Extract provided
<<<<
Yeah, it looks like that, which seems absurd. My guess would be that the goal was to do what @elextr expects, that is using the inode itself as a key, which indeed would have the nice property of avoid re-computing the same file even under a different path, but as is it actually leads to *never* match any entry (as `g_direct_equal()` on a different string pointer will always deem those different). So your changes are better than the previous behavior, as at least identical paths will match.
However, this function seems a bit absurd. I don't see why it doesn't simply builds the list directly, because traversing a GHashTable is not very fast, and IIUC it wouldn't change anything. So we could probably change it to just do that, which would be simpler and fix everyone's concerns.
Also, relying on the order of traversal of a GHashTable seems fragile, I don't think it is guaranteed to be stable across GLib versions, architectures or whatnot.
@b4n, no the current code works just fine, the hash key is the [inode](https://github.com/geany/geany/blob/97547edb52e34b8f78f44a13548a0fb55baf1a44...), which is an `int` stored in the pointer, so `g_direct_equal()` is correct for the current system. But it has to be changed to `g_str_equal()` if the key becomes the filename string.
Originally a list was [used](https://github.com/geany/geany/blob/d6c16742b769947914b63a3a24e0b1440593d43d...) but then it was [de-duped](https://github.com/geany/geany/blob/d6c16742b769947914b63a3a24e0b1440593d43d...), so likely thats why it got changed to a hash but that change is copied from [Anjuta](https://github.com/geany/geany/blob/d3dfe1dd1d7aa96be821ba175624843c65fe970b...), so who knows.
Not sure why duplicates are a problem, TM should handle multiple definitions of the same tagname? @b4n TM-spurtese needed.
>>>>
Extracted entries
<<<<
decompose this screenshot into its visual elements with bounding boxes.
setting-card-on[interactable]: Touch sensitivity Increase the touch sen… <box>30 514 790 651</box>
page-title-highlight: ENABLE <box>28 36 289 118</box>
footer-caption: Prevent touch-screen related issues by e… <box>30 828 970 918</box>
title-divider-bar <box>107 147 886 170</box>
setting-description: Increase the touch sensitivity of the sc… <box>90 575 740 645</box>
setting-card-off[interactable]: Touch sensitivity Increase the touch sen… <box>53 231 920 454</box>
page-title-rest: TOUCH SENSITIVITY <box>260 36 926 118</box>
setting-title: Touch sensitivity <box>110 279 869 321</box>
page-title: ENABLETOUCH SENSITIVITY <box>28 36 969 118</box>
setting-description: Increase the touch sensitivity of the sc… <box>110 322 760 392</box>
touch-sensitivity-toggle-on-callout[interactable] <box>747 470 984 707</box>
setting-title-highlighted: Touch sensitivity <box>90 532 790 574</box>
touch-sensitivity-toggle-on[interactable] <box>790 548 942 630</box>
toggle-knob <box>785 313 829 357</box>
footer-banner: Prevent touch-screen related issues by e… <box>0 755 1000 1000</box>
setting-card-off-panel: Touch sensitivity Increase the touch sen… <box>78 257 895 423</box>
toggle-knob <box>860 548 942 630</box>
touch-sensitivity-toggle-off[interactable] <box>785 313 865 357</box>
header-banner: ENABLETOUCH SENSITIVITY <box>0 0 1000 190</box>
>>>>
What you will do
1. Duplicate the part of the GHashTable discussion between "Yeah, it looks" and "fix everyone's concerns.", inclusive.
2. Filter the records down to every line that holds the string "related", treating case as significant.

The solutions
1.
Yeah, it looks like that, which seems absurd. My guess would be that the goal was to do what @elextr expects, that is using the inode itself as a key, which indeed would have the nice property of avoid re-computing the same file even under a different path, but as is it actually leads to *never* match any entry (as `g_direct_equal()` on a different string pointer will always deem those different). So your changes are better than the previous behavior, as at least identical paths will match.
However, this function seems a bit absurd. I don't see why it doesn't simply builds the list directly, because traversing a GHashTable is not very fast, and IIUC it wouldn't change anything. So we could probably change it to just do that, which would be simpler and fix everyone's concerns.

2.
footer-caption: Prevent touch-screen related issues by e… <box>30 828 970 918</box>
footer-banner: Prevent touch-screen related issues by e… <box>0 755 1000 1000</box>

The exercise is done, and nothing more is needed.